◆ EXERCISE OBJECTIVE: Lines in the entries below where the word "panel" shows up should each be copied.

[[ INPUT FOR THIS TASK, beginning ]]

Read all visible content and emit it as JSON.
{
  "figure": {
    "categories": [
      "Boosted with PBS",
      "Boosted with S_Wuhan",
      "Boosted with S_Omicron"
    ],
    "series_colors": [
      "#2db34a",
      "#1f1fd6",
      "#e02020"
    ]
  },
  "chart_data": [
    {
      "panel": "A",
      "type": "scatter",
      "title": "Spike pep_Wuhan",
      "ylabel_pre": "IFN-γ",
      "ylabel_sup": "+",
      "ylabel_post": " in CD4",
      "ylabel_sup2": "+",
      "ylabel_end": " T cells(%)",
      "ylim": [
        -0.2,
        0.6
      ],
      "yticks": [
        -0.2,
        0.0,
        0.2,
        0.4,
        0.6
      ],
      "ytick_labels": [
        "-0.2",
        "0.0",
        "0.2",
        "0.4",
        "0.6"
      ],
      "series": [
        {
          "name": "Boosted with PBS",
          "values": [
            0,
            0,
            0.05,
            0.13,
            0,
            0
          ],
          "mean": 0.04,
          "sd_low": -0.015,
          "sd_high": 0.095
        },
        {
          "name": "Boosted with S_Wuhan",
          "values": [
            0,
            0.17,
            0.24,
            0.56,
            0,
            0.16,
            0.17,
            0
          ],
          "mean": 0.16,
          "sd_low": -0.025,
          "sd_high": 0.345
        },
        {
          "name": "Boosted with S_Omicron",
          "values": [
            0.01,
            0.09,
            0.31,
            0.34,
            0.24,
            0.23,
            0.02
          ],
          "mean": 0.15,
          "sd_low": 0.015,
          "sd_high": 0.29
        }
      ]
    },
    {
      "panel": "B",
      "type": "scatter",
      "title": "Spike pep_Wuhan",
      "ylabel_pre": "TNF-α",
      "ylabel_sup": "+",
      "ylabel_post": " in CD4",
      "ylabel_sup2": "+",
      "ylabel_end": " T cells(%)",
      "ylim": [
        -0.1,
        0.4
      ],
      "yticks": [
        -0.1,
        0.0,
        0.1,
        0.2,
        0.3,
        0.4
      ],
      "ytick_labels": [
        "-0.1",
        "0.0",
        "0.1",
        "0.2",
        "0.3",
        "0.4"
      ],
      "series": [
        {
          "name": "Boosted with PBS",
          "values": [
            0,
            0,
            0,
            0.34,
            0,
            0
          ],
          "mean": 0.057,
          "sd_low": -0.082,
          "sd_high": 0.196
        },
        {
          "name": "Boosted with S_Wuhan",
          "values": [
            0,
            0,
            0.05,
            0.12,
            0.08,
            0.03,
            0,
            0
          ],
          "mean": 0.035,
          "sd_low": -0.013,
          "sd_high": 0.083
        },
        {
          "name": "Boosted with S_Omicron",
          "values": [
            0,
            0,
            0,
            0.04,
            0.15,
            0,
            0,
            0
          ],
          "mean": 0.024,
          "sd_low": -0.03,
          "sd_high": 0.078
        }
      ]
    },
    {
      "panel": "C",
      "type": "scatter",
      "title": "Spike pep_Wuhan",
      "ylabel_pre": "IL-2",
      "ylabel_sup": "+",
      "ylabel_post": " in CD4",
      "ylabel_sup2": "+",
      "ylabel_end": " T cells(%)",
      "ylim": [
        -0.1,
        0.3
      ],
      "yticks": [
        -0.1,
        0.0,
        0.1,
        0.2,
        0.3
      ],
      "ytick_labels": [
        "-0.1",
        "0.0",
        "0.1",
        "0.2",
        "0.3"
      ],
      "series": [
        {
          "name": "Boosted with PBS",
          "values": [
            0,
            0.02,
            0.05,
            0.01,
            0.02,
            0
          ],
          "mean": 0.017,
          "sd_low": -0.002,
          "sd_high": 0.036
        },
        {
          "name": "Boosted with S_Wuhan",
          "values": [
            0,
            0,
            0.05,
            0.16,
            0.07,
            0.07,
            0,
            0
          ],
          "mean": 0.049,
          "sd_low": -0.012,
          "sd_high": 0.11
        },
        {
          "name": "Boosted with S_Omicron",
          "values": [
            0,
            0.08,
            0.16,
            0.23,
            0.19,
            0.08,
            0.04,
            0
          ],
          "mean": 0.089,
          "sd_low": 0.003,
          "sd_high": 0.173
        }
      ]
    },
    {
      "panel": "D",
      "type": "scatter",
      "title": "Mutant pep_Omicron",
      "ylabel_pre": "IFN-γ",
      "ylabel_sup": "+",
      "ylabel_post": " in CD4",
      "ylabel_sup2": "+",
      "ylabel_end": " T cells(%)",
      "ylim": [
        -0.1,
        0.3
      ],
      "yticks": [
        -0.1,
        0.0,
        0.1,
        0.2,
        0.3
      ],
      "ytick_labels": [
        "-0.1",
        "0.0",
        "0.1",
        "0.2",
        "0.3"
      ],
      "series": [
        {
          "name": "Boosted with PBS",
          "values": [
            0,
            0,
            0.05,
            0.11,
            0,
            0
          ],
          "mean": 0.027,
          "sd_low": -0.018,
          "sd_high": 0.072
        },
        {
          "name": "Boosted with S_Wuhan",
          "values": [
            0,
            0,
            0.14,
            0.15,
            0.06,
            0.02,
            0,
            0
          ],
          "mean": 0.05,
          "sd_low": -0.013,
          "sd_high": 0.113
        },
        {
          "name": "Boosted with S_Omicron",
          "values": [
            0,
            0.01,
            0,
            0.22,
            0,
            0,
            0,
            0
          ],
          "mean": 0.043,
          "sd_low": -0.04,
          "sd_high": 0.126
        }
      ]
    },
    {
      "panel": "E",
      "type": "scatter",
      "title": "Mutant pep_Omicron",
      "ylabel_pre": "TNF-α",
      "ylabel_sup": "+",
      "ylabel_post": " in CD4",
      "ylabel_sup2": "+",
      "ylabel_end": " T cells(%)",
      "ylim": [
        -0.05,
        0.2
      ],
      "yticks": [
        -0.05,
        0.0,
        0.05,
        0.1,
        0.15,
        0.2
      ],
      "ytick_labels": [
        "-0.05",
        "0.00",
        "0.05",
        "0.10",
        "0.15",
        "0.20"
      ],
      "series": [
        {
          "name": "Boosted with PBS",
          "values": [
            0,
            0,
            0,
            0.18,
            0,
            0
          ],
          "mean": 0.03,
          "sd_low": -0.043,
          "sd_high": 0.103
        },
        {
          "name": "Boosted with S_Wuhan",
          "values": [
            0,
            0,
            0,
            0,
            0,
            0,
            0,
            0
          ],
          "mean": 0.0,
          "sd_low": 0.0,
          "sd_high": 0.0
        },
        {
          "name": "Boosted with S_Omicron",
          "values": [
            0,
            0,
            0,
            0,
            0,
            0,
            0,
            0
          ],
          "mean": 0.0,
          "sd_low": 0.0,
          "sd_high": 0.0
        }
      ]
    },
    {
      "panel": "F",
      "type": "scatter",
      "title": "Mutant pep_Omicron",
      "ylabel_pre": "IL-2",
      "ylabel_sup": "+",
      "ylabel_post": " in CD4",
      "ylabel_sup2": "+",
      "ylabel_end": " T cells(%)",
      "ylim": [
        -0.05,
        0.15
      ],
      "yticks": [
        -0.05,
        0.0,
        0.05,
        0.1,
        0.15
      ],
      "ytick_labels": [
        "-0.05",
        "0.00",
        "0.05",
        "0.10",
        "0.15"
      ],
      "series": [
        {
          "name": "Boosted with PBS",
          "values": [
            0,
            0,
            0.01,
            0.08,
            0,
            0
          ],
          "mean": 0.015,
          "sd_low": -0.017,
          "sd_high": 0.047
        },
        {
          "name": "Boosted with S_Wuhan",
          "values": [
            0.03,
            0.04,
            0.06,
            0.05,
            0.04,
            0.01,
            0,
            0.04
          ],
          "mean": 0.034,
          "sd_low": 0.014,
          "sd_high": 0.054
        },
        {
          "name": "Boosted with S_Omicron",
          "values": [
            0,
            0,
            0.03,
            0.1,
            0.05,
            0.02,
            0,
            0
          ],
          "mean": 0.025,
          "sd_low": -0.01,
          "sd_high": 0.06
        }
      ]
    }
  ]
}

[[ INPUT FOR THIS TASK, end ]]

◆ WORKED SOLUTION:
      "panel": "A",
      "panel": "B",
      "panel": "C",
      "panel": "D",
      "panel": "E",
      "panel": "F",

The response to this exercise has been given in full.